• [Written exercise]
From the entries below, list each line with "this".

(Dataset entries)
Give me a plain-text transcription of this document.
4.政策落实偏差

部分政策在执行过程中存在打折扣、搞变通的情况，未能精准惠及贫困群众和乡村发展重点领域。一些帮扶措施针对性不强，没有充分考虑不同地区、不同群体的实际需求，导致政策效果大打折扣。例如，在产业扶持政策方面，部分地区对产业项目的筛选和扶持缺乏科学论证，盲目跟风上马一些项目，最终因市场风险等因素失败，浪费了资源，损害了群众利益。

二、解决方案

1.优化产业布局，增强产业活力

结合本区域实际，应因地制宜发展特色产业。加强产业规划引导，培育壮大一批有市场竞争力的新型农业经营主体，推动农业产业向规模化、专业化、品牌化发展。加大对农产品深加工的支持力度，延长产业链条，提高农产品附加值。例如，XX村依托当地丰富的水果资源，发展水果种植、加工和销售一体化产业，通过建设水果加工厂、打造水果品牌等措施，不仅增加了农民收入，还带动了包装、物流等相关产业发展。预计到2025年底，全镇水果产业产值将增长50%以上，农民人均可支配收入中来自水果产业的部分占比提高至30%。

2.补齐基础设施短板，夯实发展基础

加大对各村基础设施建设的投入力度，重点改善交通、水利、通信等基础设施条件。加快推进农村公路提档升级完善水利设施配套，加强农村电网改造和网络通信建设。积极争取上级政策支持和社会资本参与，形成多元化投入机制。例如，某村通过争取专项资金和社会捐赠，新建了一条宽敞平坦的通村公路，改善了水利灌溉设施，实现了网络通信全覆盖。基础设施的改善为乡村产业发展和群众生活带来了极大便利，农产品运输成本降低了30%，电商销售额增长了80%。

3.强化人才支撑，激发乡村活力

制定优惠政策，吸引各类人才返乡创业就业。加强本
==
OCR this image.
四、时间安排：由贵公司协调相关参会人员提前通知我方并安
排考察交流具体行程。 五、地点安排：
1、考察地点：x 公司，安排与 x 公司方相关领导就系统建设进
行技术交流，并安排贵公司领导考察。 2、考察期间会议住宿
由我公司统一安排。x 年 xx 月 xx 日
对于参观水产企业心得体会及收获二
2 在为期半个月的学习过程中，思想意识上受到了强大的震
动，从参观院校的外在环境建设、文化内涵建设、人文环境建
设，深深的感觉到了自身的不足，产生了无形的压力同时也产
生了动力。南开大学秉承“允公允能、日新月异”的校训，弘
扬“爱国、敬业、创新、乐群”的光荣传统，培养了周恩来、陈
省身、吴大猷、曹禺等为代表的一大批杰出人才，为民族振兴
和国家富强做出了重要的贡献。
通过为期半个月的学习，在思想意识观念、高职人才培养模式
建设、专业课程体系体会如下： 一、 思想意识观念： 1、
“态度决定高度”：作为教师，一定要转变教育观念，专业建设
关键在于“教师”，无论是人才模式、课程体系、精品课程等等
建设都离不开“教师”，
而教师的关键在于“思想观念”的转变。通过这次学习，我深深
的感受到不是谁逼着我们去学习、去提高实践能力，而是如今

• [Written solution]
Give me a plain-text transcription of this document.
OCR this image.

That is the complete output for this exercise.